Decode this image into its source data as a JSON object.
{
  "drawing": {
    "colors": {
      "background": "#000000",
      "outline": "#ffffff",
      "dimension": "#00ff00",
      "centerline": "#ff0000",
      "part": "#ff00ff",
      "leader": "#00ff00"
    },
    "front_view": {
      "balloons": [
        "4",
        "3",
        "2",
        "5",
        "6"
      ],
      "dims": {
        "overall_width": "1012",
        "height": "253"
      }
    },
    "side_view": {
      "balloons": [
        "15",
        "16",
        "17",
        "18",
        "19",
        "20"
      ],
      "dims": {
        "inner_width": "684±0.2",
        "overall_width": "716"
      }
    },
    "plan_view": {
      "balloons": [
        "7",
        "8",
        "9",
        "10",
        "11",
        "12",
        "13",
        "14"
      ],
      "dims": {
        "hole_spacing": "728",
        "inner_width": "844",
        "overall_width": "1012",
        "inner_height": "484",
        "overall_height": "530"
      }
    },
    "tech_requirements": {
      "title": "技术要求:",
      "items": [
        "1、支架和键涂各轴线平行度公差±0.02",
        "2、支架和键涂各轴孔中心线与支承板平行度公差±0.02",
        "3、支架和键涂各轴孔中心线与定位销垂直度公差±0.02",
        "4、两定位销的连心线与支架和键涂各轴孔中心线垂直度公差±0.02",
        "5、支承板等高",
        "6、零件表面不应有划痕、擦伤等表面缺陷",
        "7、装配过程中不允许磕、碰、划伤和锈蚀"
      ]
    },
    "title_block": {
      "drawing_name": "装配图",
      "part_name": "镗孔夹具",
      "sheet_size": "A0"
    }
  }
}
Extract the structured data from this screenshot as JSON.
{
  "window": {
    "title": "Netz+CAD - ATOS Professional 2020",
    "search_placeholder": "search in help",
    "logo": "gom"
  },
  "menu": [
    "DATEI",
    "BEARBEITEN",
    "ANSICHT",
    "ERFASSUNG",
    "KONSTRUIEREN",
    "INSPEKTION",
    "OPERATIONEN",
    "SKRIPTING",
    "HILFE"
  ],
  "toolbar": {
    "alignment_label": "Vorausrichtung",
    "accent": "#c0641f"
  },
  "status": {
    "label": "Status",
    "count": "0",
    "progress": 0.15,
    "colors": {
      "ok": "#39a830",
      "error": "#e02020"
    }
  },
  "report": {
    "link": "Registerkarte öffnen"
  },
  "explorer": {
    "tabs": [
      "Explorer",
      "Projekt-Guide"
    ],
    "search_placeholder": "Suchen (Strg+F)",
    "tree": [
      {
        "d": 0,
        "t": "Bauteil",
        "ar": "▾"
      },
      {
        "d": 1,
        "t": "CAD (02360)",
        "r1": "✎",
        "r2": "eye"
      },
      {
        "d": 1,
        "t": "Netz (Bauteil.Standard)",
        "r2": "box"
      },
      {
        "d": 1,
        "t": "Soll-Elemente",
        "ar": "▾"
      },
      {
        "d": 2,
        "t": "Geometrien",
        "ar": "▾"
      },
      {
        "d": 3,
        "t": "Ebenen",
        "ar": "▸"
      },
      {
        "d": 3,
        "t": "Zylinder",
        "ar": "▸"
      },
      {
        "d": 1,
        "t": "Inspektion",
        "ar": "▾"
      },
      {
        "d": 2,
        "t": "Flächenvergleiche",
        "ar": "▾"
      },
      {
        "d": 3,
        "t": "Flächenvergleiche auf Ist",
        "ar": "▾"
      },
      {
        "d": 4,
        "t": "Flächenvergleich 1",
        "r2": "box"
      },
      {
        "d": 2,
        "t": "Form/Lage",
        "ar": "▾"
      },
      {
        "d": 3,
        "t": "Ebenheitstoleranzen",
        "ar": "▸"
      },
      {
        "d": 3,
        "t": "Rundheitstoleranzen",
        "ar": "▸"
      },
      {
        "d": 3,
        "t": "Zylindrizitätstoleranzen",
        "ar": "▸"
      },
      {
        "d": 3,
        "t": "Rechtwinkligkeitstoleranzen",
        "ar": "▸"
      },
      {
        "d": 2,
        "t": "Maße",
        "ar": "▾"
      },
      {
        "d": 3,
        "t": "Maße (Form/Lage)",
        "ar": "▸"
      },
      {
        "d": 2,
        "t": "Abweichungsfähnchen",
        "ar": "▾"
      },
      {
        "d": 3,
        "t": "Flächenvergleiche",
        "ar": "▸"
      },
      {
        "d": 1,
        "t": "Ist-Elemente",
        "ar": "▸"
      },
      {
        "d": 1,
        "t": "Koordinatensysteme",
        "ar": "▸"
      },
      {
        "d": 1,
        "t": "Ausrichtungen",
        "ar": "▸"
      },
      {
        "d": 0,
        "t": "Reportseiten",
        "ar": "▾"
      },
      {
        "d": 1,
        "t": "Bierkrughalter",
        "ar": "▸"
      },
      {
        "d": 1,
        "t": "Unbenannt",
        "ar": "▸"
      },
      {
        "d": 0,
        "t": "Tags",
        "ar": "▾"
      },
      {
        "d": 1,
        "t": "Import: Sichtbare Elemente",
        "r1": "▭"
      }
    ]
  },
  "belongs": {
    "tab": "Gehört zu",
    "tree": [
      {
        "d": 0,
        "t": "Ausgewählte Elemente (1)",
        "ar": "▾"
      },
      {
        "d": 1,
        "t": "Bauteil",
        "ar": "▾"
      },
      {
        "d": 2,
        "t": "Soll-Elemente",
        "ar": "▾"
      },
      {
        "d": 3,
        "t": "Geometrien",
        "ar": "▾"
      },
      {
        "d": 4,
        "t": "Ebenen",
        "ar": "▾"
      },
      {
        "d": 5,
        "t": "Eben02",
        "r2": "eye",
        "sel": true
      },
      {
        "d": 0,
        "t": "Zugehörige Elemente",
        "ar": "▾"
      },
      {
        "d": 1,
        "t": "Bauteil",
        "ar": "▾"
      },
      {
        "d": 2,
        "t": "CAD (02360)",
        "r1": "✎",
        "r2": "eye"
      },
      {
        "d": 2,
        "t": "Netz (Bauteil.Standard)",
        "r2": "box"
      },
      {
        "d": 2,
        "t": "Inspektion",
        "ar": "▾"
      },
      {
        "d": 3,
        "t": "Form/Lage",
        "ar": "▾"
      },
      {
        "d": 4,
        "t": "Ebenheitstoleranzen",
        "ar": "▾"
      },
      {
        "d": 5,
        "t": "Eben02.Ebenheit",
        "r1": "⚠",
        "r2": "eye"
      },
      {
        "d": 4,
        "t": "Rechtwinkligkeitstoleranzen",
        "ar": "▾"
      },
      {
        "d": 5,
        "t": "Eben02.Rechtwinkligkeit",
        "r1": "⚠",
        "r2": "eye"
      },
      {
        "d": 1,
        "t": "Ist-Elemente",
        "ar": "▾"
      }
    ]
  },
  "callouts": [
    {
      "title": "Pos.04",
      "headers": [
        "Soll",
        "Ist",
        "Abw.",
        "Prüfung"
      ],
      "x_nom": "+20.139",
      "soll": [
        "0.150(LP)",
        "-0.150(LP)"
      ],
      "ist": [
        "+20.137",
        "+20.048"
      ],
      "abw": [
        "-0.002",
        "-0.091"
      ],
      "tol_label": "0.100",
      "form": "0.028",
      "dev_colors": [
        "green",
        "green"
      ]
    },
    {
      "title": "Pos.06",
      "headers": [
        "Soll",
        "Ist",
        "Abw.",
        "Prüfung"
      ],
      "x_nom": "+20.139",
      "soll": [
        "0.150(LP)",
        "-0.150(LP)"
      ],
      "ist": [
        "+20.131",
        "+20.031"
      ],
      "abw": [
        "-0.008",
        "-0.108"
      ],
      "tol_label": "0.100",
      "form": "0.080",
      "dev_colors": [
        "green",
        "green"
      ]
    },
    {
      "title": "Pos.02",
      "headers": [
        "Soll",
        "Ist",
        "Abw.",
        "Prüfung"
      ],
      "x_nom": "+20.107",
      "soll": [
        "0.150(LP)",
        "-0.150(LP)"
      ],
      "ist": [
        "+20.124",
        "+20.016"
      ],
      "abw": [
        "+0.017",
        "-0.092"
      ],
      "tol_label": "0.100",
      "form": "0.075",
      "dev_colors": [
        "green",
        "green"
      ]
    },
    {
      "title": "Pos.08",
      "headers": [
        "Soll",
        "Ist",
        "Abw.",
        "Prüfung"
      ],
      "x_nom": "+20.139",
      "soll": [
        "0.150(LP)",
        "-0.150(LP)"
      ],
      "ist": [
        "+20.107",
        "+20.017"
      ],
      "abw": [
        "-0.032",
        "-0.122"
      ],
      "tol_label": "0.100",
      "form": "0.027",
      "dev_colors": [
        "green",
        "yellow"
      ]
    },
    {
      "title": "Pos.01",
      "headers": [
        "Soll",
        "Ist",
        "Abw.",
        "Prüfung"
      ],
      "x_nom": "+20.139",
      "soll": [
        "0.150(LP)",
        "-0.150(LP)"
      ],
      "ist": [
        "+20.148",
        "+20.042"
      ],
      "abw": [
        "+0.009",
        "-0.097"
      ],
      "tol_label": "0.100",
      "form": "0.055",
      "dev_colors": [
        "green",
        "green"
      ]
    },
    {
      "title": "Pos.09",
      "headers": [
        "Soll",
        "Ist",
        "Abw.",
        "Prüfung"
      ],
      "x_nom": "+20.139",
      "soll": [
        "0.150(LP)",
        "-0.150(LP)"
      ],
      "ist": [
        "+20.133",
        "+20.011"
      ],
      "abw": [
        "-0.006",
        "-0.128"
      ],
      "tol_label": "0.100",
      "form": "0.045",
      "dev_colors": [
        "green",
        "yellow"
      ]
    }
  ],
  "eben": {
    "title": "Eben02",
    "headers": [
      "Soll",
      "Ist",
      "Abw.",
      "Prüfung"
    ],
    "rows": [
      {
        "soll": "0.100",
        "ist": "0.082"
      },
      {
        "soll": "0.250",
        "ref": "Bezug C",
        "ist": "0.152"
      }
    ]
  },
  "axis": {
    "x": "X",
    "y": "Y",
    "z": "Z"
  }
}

# Problem to work on:
Search the data above for the string "this" and copy each line that has it.

# Full output:
Decode this image into its source data as a JSON object.
Extract the structured data from this screenshot as JSON.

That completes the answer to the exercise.